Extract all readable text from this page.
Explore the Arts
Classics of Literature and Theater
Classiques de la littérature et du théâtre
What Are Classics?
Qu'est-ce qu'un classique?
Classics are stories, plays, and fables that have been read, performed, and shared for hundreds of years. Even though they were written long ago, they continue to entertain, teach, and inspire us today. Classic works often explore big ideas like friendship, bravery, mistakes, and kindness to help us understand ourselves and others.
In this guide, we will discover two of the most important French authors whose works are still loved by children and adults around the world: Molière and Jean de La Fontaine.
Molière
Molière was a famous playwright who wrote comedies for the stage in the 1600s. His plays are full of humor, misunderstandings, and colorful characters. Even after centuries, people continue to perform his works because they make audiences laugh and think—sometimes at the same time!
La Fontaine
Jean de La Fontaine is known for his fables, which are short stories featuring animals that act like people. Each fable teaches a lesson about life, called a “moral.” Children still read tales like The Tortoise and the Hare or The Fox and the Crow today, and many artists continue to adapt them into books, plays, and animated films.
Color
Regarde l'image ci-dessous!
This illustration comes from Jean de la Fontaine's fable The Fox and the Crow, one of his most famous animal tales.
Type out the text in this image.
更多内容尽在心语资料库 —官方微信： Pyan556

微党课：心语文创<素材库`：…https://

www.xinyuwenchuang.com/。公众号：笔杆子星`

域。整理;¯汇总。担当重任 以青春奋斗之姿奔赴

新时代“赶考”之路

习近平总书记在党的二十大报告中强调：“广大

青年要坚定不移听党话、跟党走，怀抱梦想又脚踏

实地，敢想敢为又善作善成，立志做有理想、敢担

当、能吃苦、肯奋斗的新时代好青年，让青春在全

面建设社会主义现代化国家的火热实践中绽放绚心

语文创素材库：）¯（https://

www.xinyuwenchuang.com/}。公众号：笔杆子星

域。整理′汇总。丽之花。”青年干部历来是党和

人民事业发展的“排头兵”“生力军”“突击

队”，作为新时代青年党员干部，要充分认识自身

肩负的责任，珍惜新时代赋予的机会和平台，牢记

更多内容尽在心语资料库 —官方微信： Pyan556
********************
REQUIRED WORK: What are the lines from the one with "Type out the text in this image." through the last line of the records above? Quote them exactly and add nothing.

SOLUTION BELOW:
Type out the text in this image.
更多内容尽在心语资料库 —官方微信： Pyan556

微党课：心语文创<素材库`：…https://

www.xinyuwenchuang.com/。公众号：笔杆子星`

域。整理;¯汇总。担当重任 以青春奋斗之姿奔赴

新时代“赶考”之路

习近平总书记在党的二十大报告中强调：“广大

青年要坚定不移听党话、跟党走，怀抱梦想又脚踏

实地，敢想敢为又善作善成，立志做有理想、敢担

当、能吃苦、肯奋斗的新时代好青年，让青春在全

面建设社会主义现代化国家的火热实践中绽放绚心

语文创素材库：）¯（https://

www.xinyuwenchuang.com/}。公众号：笔杆子星

域。整理′汇总。丽之花。”青年干部历来是党和

人民事业发展的“排头兵”“生力军”“突击

队”，作为新时代青年党员干部，要充分认识自身

肩负的责任，珍惜新时代赋予的机会和平台，牢记

更多内容尽在心语资料库 —官方微信： Pyan556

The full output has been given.